__Exercise directions__.
Using the records below, locate all lines containing "FASTING" and return them.

[start of Exercise material]

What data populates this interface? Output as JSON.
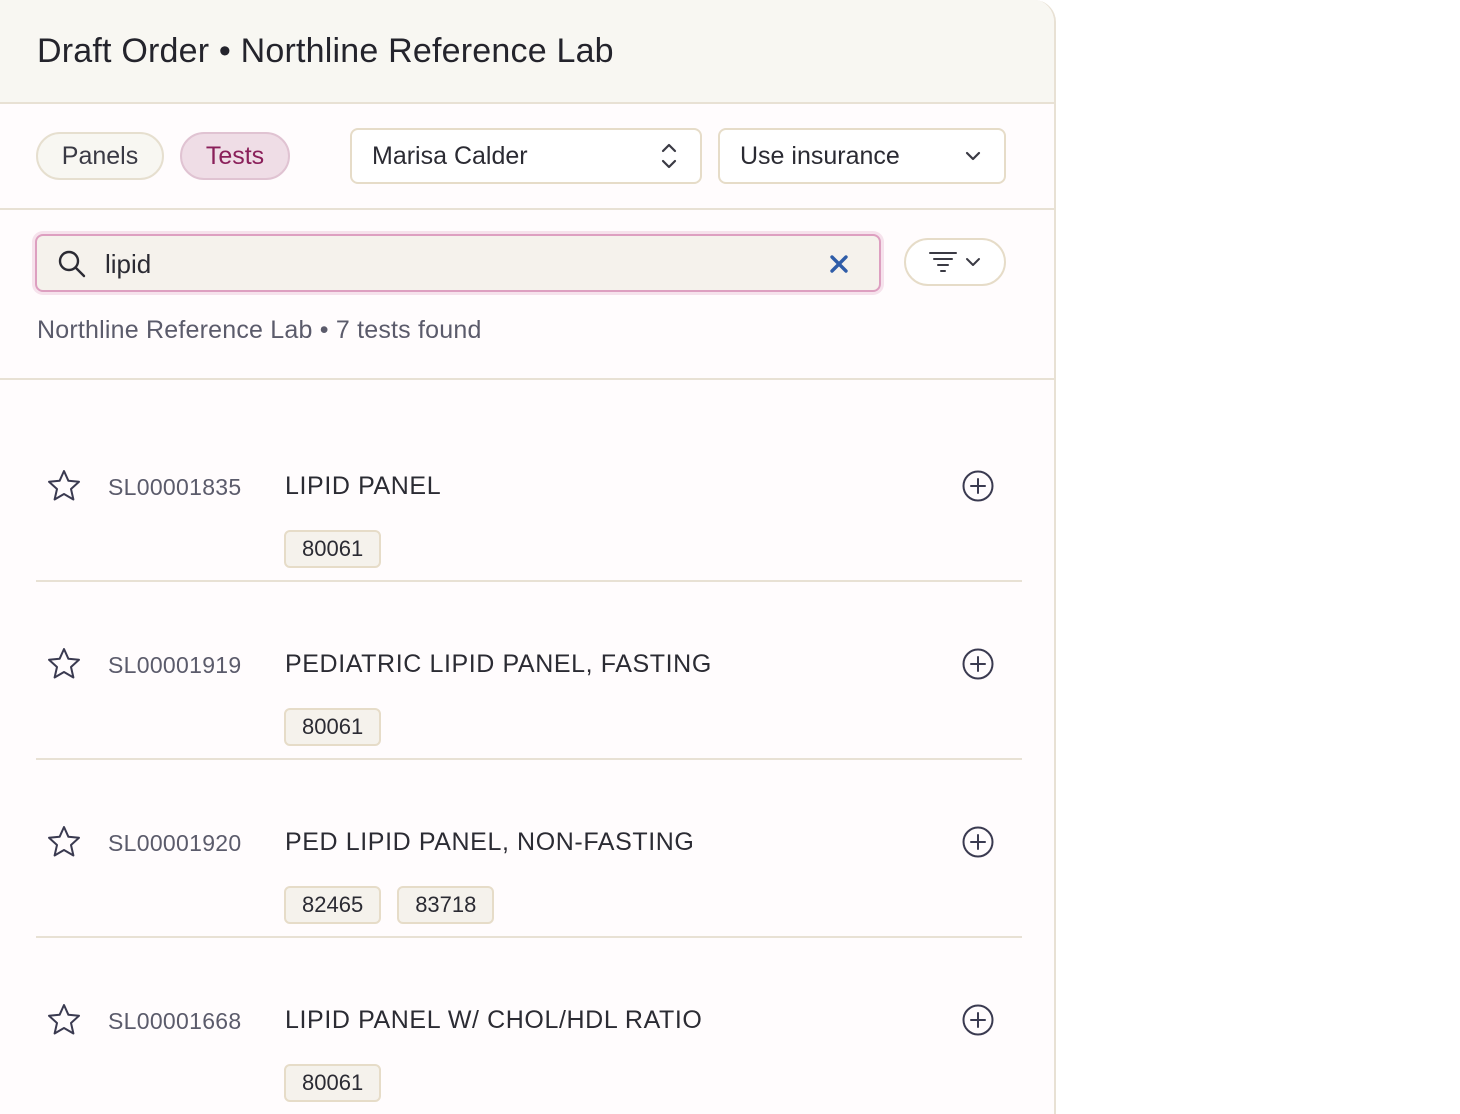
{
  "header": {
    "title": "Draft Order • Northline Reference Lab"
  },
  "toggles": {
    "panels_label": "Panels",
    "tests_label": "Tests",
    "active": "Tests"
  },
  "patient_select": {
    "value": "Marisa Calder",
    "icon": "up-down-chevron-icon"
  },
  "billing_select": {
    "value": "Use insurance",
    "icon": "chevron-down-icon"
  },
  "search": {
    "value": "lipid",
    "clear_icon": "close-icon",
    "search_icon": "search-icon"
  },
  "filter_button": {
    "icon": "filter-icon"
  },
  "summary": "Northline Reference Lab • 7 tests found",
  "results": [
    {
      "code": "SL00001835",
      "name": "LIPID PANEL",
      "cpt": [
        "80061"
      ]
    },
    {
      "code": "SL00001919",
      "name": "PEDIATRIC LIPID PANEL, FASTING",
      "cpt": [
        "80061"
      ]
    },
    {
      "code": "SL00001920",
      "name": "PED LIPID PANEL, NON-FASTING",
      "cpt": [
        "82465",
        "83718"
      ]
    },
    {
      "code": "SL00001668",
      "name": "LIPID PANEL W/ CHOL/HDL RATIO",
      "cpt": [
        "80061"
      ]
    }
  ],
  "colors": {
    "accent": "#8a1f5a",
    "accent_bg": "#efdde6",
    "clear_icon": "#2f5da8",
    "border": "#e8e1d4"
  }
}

[end of Exercise material]
[start of Exercise material]

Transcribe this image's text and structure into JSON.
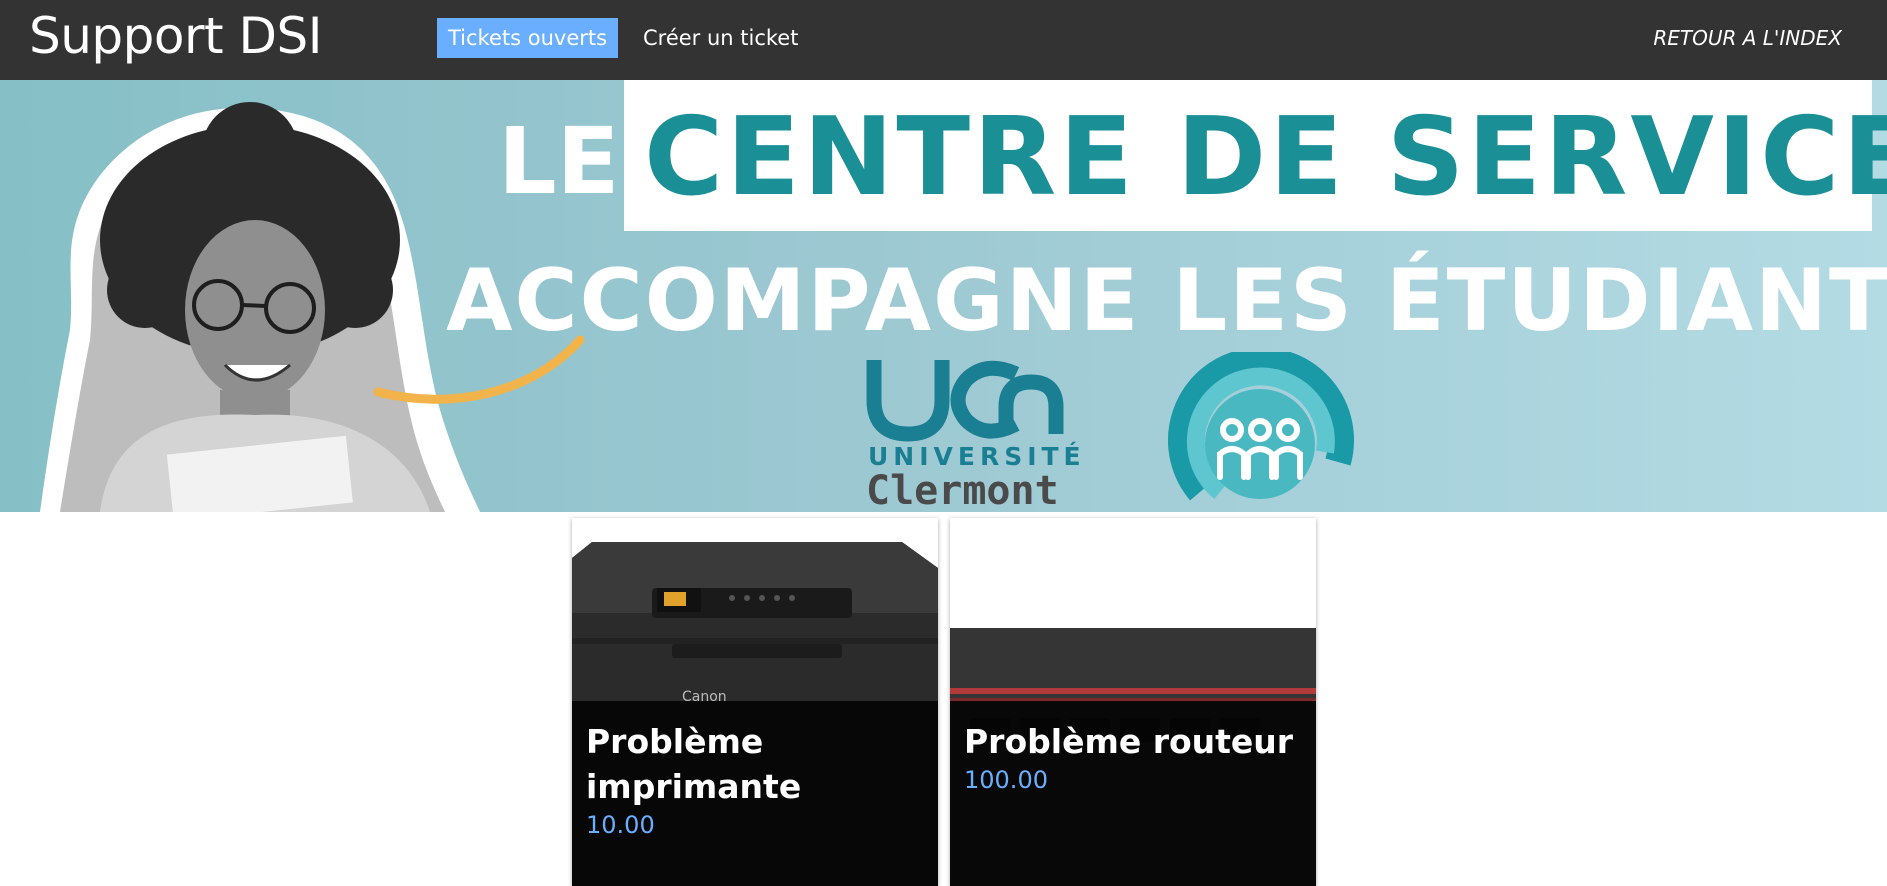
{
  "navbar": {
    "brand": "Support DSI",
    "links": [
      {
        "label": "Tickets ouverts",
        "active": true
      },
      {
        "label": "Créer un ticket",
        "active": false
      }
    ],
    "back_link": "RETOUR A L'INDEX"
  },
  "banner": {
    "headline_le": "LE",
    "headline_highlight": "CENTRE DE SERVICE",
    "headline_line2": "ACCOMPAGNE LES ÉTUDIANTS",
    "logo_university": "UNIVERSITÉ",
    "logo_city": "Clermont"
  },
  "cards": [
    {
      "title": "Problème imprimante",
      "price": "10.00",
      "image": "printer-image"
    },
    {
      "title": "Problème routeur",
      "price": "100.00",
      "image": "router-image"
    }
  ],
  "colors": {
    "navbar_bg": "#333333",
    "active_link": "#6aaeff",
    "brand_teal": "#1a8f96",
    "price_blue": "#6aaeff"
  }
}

[end of Exercise material]

__The output__.
      "name": "PEDIATRIC LIPID PANEL, FASTING",
      "name": "PED LIPID PANEL, NON-FASTING",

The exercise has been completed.